Please reproduce every record, keeping each one exactly as written.

◇ ◇ ◇ ◇ ◇

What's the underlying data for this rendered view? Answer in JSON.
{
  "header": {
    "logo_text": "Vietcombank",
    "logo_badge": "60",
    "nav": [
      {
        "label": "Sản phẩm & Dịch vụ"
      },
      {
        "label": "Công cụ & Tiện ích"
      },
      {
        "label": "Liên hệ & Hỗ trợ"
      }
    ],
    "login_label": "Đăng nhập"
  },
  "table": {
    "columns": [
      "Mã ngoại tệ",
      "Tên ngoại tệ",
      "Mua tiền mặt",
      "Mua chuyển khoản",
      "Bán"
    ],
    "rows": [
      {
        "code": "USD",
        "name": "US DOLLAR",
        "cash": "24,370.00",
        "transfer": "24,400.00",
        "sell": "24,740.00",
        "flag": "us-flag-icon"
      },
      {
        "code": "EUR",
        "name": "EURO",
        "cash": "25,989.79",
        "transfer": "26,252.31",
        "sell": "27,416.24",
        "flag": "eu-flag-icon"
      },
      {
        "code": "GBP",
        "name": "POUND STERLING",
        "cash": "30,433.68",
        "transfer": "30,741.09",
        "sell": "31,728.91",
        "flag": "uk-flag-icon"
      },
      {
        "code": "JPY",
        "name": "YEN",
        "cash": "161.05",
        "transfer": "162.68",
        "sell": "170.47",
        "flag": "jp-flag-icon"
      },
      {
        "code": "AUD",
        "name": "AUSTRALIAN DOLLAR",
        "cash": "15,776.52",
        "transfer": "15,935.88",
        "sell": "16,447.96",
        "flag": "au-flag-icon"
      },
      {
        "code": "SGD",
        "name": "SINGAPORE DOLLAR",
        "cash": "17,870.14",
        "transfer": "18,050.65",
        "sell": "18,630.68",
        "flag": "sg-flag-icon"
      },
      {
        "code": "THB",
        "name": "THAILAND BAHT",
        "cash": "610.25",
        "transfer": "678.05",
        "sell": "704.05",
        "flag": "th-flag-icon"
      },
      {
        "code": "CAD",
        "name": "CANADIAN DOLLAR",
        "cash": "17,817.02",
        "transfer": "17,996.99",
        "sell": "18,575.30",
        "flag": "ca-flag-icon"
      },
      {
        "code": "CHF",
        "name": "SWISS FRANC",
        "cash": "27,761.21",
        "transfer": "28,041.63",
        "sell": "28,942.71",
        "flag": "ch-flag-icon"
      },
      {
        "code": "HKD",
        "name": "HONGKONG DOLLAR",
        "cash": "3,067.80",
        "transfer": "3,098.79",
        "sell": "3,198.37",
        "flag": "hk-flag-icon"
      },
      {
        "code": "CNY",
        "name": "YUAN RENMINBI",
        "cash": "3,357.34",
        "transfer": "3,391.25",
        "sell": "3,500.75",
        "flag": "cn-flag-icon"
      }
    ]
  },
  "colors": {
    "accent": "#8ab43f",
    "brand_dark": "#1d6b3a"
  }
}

◇ ◇ ◇ ◇ ◇

Result of the exercise >>
What's the underlying data for this rendered view? Answer in JSON.
{
  "header": {
    "logo_text": "Vietcombank",
    "logo_badge": "60",
    "nav": [
      {
        "label": "Sản phẩm & Dịch vụ"
      },
      {
        "label": "Công cụ & Tiện ích"
      },
      {
        "label": "Liên hệ & Hỗ trợ"
      }
    ],
    "login_label": "Đăng nhập"
  },
  "table": {
    "columns": [
      "Mã ngoại tệ",
      "Tên ngoại tệ",
      "Mua tiền mặt",
      "Mua chuyển khoản",
      "Bán"
    ],
    "rows": [
      {
        "code": "USD",
        "name": "US DOLLAR",
        "cash": "24,370.00",
        "transfer": "24,400.00",
        "sell": "24,740.00",
        "flag": "us-flag-icon"
      },
      {
        "code": "EUR",
        "name": "EURO",
        "cash": "25,989.79",
        "transfer": "26,252.31",
        "sell": "27,416.24",
        "flag": "eu-flag-icon"
      },
      {
        "code": "GBP",
        "name": "POUND STERLING",
        "cash": "30,433.68",
        "transfer": "30,741.09",
        "sell": "31,728.91",
        "flag": "uk-flag-icon"
      },
      {
        "code": "JPY",
        "name": "YEN",
        "cash": "161.05",
        "transfer": "162.68",
        "sell": "170.47",
        "flag": "jp-flag-icon"
      },
      {
        "code": "AUD",
        "name": "AUSTRALIAN DOLLAR",
        "cash": "15,776.52",
        "transfer": "15,935.88",
        "sell": "16,447.96",
        "flag": "au-flag-icon"
      },
      {
        "code": "SGD",
        "name": "SINGAPORE DOLLAR",
        "cash": "17,870.14",
        "transfer": "18,050.65",
        "sell": "18,630.68",
        "flag": "sg-flag-icon"
      },
      {
        "code": "THB",
        "name": "THAILAND BAHT",
        "cash": "610.25",
        "transfer": "678.05",
        "sell": "704.05",
        "flag": "th-flag-icon"
      },
      {
        "code": "CAD",
        "name": "CANADIAN DOLLAR",
        "cash": "17,817.02",
        "transfer": "17,996.99",
        "sell": "18,575.30",
        "flag": "ca-flag-icon"
      },
      {
        "code": "CHF",
        "name": "SWISS FRANC",
        "cash": "27,761.21",
        "transfer": "28,041.63",
        "sell": "28,942.71",
        "flag": "ch-flag-icon"
      },
      {
        "code": "HKD",
        "name": "HONGKONG DOLLAR",
        "cash": "3,067.80",
        "transfer": "3,098.79",
        "sell": "3,198.37",
        "flag": "hk-flag-icon"
      },
      {
        "code": "CNY",
        "name": "YUAN RENMINBI",
        "cash": "3,357.34",
        "transfer": "3,391.25",
        "sell": "3,500.75",
        "flag": "cn-flag-icon"
      }
    ]
  },
  "colors": {
    "accent": "#8ab43f",
    "brand_dark": "#1d6b3a"
  }
}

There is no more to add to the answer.